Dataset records
┏━━

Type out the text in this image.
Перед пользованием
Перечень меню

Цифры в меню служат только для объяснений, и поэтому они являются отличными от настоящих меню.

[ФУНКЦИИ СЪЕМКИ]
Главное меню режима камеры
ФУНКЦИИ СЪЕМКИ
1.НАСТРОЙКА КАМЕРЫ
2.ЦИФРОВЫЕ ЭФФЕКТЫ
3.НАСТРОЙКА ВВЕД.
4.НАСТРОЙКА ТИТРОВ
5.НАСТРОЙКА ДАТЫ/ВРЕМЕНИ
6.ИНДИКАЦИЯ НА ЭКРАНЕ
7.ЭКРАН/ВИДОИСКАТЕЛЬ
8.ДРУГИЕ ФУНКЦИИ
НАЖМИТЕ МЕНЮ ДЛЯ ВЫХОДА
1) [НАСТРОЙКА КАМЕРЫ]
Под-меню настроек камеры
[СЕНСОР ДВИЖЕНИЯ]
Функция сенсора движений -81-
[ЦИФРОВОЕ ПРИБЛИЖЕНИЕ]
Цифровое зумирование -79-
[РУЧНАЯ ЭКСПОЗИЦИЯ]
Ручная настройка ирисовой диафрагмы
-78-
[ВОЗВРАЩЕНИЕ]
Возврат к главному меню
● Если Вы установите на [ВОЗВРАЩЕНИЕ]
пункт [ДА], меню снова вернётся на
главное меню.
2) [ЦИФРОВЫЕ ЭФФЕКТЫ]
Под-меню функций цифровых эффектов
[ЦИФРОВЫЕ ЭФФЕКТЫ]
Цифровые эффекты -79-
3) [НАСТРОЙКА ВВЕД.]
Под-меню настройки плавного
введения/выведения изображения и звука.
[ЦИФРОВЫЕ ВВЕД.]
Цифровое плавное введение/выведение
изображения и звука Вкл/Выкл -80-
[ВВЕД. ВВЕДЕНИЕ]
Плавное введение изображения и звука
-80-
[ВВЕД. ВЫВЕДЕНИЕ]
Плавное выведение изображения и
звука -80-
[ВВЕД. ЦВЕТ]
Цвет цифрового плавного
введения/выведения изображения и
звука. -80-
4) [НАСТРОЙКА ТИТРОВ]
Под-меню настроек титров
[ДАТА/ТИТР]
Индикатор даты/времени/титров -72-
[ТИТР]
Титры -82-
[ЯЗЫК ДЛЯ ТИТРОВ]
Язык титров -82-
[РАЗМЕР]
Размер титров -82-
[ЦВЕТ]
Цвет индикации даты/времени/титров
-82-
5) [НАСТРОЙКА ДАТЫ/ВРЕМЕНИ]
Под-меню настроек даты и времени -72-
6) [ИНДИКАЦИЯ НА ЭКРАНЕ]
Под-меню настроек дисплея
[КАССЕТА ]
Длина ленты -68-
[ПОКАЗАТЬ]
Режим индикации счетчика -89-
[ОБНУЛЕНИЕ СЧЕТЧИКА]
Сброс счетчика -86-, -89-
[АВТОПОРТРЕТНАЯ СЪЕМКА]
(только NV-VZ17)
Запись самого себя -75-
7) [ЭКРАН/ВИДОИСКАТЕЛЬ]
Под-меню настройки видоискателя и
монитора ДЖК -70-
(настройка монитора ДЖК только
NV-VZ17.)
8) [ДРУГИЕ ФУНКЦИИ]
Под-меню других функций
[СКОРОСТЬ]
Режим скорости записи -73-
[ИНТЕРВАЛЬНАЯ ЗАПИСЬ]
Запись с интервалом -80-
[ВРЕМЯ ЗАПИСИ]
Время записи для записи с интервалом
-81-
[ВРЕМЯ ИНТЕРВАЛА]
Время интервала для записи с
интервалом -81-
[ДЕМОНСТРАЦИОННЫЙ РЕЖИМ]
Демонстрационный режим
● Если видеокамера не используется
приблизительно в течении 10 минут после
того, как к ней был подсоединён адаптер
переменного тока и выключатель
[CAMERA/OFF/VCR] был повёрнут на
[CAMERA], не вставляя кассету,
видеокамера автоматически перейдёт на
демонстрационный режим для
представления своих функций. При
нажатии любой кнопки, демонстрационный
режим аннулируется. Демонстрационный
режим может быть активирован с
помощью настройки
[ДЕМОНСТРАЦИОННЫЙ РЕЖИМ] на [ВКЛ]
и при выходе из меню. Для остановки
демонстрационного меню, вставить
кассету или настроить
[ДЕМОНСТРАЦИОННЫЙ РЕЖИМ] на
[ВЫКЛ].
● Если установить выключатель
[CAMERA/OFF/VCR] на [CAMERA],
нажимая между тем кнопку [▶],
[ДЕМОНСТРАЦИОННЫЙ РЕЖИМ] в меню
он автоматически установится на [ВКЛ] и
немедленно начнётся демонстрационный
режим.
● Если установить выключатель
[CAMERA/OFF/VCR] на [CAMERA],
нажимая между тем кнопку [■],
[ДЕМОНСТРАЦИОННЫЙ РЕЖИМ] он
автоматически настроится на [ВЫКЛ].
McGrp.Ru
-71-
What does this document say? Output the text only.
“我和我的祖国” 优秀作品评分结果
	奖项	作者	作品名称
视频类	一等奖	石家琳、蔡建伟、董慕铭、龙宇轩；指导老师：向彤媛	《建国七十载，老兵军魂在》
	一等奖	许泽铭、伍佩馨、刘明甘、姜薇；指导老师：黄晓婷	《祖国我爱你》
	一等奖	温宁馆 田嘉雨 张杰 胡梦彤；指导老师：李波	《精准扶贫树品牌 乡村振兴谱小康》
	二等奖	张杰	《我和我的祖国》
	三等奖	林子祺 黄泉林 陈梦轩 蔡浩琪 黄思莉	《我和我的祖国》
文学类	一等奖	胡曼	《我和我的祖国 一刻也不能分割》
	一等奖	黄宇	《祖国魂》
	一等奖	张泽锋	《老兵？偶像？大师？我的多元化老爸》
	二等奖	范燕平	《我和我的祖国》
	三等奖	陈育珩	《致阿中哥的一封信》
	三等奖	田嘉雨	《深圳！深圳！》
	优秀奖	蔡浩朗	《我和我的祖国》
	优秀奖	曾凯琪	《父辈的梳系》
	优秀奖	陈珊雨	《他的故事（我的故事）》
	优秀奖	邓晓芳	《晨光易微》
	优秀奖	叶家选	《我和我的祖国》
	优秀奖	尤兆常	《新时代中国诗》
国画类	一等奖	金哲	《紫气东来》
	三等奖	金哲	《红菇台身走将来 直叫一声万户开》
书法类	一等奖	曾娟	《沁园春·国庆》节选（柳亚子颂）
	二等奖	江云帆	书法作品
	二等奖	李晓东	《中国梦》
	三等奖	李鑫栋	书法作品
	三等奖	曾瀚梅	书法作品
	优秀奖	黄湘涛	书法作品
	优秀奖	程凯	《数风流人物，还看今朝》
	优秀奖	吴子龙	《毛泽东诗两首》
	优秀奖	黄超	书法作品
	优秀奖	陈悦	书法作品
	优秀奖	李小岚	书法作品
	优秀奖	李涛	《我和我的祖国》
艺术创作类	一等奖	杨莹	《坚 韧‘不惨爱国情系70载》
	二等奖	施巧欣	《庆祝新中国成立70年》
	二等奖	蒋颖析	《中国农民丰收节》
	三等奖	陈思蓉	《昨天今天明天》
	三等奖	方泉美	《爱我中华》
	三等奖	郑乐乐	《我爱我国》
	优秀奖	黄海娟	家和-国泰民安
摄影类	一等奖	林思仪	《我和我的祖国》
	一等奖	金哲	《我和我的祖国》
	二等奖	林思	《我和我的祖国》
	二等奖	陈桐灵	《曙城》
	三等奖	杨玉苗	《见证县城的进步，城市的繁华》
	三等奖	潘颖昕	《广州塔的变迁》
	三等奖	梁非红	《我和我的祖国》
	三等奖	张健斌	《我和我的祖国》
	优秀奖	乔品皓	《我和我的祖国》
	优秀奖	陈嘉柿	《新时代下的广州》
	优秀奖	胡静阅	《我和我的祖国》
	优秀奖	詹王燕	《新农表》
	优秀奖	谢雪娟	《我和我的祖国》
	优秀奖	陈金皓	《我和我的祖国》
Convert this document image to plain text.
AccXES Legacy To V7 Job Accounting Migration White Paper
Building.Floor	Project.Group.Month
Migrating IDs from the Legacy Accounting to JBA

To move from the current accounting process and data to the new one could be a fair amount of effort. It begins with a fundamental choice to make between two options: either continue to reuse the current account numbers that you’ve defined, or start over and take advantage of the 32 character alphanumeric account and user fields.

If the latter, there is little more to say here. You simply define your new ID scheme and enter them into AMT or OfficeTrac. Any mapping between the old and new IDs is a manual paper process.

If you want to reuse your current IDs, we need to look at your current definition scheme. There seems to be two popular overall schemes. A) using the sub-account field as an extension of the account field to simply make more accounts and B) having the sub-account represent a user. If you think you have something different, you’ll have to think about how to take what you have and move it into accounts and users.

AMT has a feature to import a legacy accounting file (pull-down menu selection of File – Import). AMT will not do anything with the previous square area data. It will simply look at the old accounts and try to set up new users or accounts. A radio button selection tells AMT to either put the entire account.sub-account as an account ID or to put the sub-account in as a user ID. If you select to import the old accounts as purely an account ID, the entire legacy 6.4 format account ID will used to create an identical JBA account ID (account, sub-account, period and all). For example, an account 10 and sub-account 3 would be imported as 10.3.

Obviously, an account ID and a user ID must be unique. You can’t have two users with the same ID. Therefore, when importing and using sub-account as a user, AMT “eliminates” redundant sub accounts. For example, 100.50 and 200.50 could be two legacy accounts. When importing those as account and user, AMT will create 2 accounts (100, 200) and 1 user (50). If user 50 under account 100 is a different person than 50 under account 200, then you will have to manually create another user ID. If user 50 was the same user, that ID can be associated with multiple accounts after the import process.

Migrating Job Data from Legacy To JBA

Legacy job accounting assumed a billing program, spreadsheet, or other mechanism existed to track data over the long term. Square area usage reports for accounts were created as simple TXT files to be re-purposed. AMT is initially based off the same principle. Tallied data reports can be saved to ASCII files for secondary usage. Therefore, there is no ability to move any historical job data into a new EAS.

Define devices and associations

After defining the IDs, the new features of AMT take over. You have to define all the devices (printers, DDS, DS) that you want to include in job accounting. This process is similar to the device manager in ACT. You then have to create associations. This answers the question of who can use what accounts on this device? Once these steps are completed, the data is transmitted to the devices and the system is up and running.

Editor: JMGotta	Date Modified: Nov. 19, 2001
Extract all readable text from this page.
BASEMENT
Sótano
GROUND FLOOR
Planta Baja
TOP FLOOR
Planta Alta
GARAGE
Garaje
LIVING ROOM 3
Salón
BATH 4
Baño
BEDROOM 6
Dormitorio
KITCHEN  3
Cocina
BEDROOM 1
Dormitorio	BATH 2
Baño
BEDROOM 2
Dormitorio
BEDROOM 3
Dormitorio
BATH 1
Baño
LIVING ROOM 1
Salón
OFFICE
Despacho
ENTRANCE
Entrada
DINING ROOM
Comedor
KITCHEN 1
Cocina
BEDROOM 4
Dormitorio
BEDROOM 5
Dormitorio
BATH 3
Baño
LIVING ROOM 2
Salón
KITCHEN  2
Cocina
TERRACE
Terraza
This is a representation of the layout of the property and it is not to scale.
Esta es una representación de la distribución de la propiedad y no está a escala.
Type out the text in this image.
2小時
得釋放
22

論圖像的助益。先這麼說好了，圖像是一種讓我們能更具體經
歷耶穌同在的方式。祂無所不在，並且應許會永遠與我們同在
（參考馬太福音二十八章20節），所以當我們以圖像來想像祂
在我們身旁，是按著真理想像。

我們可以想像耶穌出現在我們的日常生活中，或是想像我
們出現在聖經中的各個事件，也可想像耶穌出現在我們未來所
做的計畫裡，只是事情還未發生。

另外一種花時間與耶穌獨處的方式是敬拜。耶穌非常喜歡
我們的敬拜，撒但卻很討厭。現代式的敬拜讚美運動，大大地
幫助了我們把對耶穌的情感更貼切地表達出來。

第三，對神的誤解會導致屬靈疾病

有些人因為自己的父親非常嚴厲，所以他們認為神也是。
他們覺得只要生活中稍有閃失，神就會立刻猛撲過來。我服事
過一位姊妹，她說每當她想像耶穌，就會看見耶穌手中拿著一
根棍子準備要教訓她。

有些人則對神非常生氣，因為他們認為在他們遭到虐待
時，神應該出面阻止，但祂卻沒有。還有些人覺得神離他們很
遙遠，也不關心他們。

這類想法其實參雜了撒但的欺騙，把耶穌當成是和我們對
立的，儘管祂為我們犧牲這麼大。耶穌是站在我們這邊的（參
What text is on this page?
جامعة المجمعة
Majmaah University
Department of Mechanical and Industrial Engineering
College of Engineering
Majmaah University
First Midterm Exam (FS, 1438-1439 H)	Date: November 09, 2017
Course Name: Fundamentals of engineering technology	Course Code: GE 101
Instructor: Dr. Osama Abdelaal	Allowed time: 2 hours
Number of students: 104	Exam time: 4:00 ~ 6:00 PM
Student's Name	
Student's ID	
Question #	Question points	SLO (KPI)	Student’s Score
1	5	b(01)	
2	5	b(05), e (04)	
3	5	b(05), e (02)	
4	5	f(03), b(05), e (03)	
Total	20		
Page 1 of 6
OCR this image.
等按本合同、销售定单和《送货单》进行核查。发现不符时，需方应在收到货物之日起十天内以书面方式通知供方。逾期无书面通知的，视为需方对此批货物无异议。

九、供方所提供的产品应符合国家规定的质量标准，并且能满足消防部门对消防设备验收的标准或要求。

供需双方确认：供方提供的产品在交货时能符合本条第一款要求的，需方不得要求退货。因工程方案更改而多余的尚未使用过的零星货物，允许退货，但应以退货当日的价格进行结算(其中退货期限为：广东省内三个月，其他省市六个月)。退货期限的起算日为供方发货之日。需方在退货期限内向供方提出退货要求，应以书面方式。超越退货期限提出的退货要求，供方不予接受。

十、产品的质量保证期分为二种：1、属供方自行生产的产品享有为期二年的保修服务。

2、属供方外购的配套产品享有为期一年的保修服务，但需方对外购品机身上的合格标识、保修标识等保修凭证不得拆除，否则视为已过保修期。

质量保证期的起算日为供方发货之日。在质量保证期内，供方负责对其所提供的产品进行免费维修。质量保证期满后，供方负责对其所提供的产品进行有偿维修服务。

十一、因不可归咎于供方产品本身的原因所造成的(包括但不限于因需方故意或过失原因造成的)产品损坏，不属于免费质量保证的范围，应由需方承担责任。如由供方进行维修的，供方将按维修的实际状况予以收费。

┗━━

## PROBLEM TO WORK ON
Search the entries for the word "image", then list each line that holds it.

## THE REPLY
Type out the text in this image.
Convert this document image to plain text.
Type out the text in this image.
OCR this image.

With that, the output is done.